INPUT DATA:
___
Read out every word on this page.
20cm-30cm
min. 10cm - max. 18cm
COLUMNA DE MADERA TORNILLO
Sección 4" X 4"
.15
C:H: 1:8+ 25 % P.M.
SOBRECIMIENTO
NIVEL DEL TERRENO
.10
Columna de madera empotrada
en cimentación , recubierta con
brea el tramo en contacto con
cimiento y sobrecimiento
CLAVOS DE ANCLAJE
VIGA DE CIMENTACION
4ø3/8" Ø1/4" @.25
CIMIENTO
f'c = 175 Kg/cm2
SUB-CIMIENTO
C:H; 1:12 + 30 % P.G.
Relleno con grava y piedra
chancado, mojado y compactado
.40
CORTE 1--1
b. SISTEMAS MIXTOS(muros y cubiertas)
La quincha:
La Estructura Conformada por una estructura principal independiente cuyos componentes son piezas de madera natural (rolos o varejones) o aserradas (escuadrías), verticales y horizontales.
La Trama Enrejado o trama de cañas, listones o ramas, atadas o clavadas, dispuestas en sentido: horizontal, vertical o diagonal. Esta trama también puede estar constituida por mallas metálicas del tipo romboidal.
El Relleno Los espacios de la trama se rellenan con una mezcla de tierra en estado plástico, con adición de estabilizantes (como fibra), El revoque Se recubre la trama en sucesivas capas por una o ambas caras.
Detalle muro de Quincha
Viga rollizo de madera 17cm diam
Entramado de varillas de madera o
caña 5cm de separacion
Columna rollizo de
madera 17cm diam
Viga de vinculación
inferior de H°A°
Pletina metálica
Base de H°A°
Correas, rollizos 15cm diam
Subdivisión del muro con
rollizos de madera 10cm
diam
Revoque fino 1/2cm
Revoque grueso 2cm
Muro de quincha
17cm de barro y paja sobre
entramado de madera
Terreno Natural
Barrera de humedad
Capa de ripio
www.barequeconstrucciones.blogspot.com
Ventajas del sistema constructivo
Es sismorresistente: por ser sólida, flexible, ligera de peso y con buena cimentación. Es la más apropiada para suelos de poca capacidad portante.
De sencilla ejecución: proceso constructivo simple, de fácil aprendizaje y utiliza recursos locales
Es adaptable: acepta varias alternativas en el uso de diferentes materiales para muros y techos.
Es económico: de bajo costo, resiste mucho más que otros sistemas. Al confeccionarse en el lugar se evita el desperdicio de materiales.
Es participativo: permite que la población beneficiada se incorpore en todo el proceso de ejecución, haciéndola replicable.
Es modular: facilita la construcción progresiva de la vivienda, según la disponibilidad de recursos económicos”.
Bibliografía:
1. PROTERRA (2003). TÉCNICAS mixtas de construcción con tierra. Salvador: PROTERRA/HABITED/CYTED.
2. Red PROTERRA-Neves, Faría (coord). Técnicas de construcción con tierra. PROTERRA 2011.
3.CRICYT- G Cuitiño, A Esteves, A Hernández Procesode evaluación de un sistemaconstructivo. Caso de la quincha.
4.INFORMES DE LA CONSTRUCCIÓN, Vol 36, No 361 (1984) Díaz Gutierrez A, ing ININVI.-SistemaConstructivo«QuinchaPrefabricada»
___
GIVEN INSTRUCTION: Print the listing above in full, exactly as it is.

TASK RESULT:
Read out every word on this page.
20cm-30cm
min. 10cm - max. 18cm
COLUMNA DE MADERA TORNILLO
Sección 4" X 4"
.15
C:H: 1:8+ 25 % P.M.
SOBRECIMIENTO
NIVEL DEL TERRENO
.10
Columna de madera empotrada
en cimentación , recubierta con
brea el tramo en contacto con
cimiento y sobrecimiento
CLAVOS DE ANCLAJE
VIGA DE CIMENTACION
4ø3/8" Ø1/4" @.25
CIMIENTO
f'c = 175 Kg/cm2
SUB-CIMIENTO
C:H; 1:12 + 30 % P.G.
Relleno con grava y piedra
chancado, mojado y compactado
.40
CORTE 1--1
b. SISTEMAS MIXTOS(muros y cubiertas)
La quincha:
La Estructura Conformada por una estructura principal independiente cuyos componentes son piezas de madera natural (rolos o varejones) o aserradas (escuadrías), verticales y horizontales.
La Trama Enrejado o trama de cañas, listones o ramas, atadas o clavadas, dispuestas en sentido: horizontal, vertical o diagonal. Esta trama también puede estar constituida por mallas metálicas del tipo romboidal.
El Relleno Los espacios de la trama se rellenan con una mezcla de tierra en estado plástico, con adición de estabilizantes (como fibra), El revoque Se recubre la trama en sucesivas capas por una o ambas caras.
Detalle muro de Quincha
Viga rollizo de madera 17cm diam
Entramado de varillas de madera o
caña 5cm de separacion
Columna rollizo de
madera 17cm diam
Viga de vinculación
inferior de H°A°
Pletina metálica
Base de H°A°
Correas, rollizos 15cm diam
Subdivisión del muro con
rollizos de madera 10cm
diam
Revoque fino 1/2cm
Revoque grueso 2cm
Muro de quincha
17cm de barro y paja sobre
entramado de madera
Terreno Natural
Barrera de humedad
Capa de ripio
www.barequeconstrucciones.blogspot.com
Ventajas del sistema constructivo
Es sismorresistente: por ser sólida, flexible, ligera de peso y con buena cimentación. Es la más apropiada para suelos de poca capacidad portante.
De sencilla ejecución: proceso constructivo simple, de fácil aprendizaje y utiliza recursos locales
Es adaptable: acepta varias alternativas en el uso de diferentes materiales para muros y techos.
Es económico: de bajo costo, resiste mucho más que otros sistemas. Al confeccionarse en el lugar se evita el desperdicio de materiales.
Es participativo: permite que la población beneficiada se incorpore en todo el proceso de ejecución, haciéndola replicable.
Es modular: facilita la construcción progresiva de la vivienda, según la disponibilidad de recursos económicos”.
Bibliografía:
1. PROTERRA (2003). TÉCNICAS mixtas de construcción con tierra. Salvador: PROTERRA/HABITED/CYTED.
2. Red PROTERRA-Neves, Faría (coord). Técnicas de construcción con tierra. PROTERRA 2011.
3.CRICYT- G Cuitiño, A Esteves, A Hernández Procesode evaluación de un sistemaconstructivo. Caso de la quincha.
4.INFORMES DE LA CONSTRUCCIÓN, Vol 36, No 361 (1984) Díaz Gutierrez A, ing ININVI.-SistemaConstructivo«QuinchaPrefabricada»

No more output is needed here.